# Start of Listed records

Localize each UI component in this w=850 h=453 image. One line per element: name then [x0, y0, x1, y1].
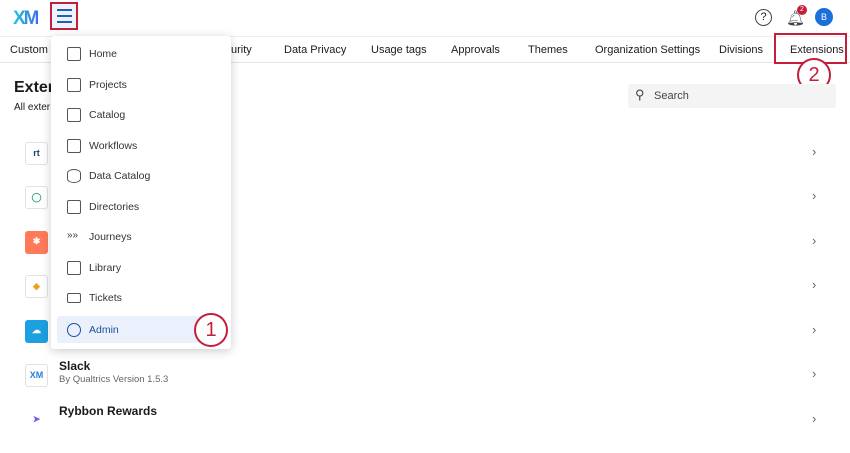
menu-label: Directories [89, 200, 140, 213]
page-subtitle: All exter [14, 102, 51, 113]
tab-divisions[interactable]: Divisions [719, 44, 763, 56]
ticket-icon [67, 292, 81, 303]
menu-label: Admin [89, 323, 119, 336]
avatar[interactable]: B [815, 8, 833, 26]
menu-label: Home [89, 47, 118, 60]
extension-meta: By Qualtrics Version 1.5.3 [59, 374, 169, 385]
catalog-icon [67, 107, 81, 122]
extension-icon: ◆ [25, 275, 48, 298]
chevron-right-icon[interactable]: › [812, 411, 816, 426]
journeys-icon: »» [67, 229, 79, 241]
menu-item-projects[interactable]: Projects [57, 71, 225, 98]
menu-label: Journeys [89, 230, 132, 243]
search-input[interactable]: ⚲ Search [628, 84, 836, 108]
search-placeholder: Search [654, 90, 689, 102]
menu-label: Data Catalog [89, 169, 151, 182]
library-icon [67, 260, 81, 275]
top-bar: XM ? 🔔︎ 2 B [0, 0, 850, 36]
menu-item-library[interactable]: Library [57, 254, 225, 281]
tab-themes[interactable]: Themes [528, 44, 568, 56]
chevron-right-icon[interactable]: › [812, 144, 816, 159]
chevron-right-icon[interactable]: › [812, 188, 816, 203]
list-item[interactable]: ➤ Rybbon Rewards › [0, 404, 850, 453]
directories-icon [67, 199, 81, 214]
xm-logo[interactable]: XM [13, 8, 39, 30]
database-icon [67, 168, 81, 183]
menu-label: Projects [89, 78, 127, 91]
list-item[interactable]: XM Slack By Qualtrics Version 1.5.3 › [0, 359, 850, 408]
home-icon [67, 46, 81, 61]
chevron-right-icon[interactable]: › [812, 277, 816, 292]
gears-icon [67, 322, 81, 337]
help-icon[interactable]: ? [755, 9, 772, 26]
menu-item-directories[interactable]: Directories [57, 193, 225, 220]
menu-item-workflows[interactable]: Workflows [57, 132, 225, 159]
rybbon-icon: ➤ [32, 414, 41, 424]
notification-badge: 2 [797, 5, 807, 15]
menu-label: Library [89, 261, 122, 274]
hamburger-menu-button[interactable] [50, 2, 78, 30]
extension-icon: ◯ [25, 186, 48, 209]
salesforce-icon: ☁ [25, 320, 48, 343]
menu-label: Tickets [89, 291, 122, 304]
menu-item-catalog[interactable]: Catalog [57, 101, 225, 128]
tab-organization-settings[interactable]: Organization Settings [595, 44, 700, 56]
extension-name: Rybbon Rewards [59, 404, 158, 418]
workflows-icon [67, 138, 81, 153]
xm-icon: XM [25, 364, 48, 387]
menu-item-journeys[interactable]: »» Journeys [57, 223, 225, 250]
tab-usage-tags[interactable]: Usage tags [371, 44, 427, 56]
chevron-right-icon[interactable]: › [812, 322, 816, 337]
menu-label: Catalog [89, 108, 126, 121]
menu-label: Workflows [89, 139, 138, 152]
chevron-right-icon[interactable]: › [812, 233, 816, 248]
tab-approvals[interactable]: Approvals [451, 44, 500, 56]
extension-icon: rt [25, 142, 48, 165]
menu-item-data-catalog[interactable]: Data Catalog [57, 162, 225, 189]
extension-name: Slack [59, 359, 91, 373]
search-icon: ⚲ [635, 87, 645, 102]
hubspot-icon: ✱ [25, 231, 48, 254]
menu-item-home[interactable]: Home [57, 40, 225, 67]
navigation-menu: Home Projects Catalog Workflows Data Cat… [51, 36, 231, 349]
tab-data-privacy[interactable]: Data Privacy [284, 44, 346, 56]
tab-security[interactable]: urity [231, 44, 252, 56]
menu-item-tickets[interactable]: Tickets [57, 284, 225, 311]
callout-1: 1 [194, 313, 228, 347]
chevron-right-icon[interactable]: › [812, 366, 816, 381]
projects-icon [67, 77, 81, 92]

# End of Listed records
# Start of Listed records

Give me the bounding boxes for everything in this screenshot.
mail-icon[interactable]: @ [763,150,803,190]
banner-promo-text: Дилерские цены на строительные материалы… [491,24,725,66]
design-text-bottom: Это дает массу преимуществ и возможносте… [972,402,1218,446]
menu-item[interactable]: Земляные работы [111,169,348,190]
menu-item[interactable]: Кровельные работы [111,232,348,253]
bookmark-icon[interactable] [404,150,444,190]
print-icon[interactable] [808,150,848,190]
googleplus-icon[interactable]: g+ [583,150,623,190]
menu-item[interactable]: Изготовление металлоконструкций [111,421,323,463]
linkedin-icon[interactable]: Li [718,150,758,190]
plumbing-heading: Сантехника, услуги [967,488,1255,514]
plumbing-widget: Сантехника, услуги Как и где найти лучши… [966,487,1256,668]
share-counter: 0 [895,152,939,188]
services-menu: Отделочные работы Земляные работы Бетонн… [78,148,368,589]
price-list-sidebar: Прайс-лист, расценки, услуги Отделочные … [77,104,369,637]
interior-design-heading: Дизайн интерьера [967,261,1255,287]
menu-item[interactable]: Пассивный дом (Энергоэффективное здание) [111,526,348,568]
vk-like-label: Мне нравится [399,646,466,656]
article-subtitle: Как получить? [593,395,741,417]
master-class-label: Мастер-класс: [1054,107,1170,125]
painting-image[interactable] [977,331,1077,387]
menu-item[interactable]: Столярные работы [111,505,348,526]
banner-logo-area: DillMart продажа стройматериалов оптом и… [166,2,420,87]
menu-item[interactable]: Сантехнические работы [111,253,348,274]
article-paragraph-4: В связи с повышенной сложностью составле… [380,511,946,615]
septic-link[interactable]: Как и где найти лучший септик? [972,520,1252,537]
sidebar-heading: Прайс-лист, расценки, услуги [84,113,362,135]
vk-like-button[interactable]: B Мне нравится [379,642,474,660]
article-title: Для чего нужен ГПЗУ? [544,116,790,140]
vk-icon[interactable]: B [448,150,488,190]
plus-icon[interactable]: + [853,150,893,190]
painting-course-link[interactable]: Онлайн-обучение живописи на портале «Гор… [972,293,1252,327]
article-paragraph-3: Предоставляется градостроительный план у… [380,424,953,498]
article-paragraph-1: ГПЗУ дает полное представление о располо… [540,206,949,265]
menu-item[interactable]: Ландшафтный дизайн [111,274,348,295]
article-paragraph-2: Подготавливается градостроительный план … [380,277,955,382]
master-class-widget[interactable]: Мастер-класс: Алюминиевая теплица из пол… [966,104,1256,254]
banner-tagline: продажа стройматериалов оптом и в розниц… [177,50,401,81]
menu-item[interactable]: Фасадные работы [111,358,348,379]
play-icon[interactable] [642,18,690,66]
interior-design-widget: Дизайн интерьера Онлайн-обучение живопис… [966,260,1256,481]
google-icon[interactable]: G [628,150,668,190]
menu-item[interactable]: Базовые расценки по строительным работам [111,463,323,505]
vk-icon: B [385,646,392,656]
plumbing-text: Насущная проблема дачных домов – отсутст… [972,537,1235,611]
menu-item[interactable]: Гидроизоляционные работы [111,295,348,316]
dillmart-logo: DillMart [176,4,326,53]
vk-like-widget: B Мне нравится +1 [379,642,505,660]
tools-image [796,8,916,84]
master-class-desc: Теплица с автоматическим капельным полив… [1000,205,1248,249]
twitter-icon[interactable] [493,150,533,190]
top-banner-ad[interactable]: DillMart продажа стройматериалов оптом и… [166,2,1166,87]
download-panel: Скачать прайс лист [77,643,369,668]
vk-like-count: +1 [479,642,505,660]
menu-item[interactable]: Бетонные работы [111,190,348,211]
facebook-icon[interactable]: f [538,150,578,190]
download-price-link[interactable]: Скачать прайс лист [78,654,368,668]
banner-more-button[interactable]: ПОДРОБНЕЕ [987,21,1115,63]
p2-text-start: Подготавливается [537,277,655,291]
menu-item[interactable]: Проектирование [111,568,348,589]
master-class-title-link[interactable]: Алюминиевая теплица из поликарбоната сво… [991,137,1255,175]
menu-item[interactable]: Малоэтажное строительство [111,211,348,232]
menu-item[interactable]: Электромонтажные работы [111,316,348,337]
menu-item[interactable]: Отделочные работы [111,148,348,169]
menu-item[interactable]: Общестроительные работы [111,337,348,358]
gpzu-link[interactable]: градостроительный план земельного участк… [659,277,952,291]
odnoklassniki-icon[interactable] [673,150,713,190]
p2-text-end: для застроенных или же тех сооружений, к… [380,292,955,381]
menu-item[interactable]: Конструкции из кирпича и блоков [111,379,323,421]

# End of Listed records

* Your objective *
Copy the rows verbatim from the line with "menu-label: Directories [89, 200, 140, 213]" to the line with "extension-meta: By Qualtrics", including both of those lines.

* Expected output *
menu-label: Directories [89, 200, 140, 213]
page-subtitle: All exter [14, 102, 51, 113]
tab-divisions[interactable]: Divisions [719, 44, 763, 56]
ticket-icon [67, 292, 81, 303]
menu-label: Admin [89, 323, 119, 336]
avatar[interactable]: B [815, 8, 833, 26]
menu-label: Home [89, 47, 118, 60]
extension-meta: By Qualtrics Version 1.5.3 [59, 374, 169, 385]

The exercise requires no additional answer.